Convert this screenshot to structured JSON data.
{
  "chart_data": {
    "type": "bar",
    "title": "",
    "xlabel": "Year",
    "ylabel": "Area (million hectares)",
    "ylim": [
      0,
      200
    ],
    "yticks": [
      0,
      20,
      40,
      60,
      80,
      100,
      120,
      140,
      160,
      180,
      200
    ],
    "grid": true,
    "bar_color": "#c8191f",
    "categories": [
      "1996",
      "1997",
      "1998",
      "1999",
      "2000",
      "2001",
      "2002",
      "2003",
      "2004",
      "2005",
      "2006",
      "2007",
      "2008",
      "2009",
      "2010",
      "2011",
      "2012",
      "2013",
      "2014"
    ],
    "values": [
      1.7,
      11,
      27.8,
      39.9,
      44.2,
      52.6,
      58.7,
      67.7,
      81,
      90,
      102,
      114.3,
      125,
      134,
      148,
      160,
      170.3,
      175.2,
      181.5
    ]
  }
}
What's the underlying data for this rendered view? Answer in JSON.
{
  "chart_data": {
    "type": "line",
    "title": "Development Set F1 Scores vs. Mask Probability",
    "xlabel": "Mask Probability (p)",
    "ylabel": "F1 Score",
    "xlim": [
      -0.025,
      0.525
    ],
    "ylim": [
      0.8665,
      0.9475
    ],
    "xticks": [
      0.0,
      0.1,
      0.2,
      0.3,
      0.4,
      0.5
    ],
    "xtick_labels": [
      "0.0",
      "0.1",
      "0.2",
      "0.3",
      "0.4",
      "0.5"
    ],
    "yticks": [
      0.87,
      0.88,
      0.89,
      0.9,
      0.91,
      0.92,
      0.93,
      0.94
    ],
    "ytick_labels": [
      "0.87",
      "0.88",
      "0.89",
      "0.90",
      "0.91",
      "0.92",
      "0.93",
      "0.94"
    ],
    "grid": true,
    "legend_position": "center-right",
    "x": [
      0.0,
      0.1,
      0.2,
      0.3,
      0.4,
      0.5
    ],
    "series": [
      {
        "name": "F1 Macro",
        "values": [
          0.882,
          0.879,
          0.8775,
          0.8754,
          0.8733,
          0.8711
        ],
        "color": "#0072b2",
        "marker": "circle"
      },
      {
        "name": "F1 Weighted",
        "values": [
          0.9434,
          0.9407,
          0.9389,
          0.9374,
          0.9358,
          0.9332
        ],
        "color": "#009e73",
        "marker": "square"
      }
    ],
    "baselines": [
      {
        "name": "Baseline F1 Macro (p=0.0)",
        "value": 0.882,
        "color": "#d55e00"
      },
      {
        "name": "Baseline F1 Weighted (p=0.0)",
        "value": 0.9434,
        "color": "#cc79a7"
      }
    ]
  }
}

•••••

Copy down the whole of the data above, matching it exactly.

» **EXERCISE RESPONSE**
Convert this screenshot to structured JSON data.
{
  "chart_data": {
    "type": "bar",
    "title": "",
    "xlabel": "Year",
    "ylabel": "Area (million hectares)",
    "ylim": [
      0,
      200
    ],
    "yticks": [
      0,
      20,
      40,
      60,
      80,
      100,
      120,
      140,
      160,
      180,
      200
    ],
    "grid": true,
    "bar_color": "#c8191f",
    "categories": [
      "1996",
      "1997",
      "1998",
      "1999",
      "2000",
      "2001",
      "2002",
      "2003",
      "2004",
      "2005",
      "2006",
      "2007",
      "2008",
      "2009",
      "2010",
      "2011",
      "2012",
      "2013",
      "2014"
    ],
    "values": [
      1.7,
      11,
      27.8,
      39.9,
      44.2,
      52.6,
      58.7,
      67.7,
      81,
      90,
      102,
      114.3,
      125,
      134,
      148,
      160,
      170.3,
      175.2,
      181.5
    ]
  }
}
What's the underlying data for this rendered view? Answer in JSON.
{
  "chart_data": {
    "type": "line",
    "title": "Development Set F1 Scores vs. Mask Probability",
    "xlabel": "Mask Probability (p)",
    "ylabel": "F1 Score",
    "xlim": [
      -0.025,
      0.525
    ],
    "ylim": [
      0.8665,
      0.9475
    ],
    "xticks": [
      0.0,
      0.1,
      0.2,
      0.3,
      0.4,
      0.5
    ],
    "xtick_labels": [
      "0.0",
      "0.1",
      "0.2",
      "0.3",
      "0.4",
      "0.5"
    ],
    "yticks": [
      0.87,
      0.88,
      0.89,
      0.9,
      0.91,
      0.92,
      0.93,
      0.94
    ],
    "ytick_labels": [
      "0.87",
      "0.88",
      "0.89",
      "0.90",
      "0.91",
      "0.92",
      "0.93",
      "0.94"
    ],
    "grid": true,
    "legend_position": "center-right",
    "x": [
      0.0,
      0.1,
      0.2,
      0.3,
      0.4,
      0.5
    ],
    "series": [
      {
        "name": "F1 Macro",
        "values": [
          0.882,
          0.879,
          0.8775,
          0.8754,
          0.8733,
          0.8711
        ],
        "color": "#0072b2",
        "marker": "circle"
      },
      {
        "name": "F1 Weighted",
        "values": [
          0.9434,
          0.9407,
          0.9389,
          0.9374,
          0.9358,
          0.9332
        ],
        "color": "#009e73",
        "marker": "square"
      }
    ],
    "baselines": [
      {
        "name": "Baseline F1 Macro (p=0.0)",
        "value": 0.882,
        "color": "#d55e00"
      },
      {
        "name": "Baseline F1 Weighted (p=0.0)",
        "value": 0.9434,
        "color": "#cc79a7"
      }
    ]
  }
}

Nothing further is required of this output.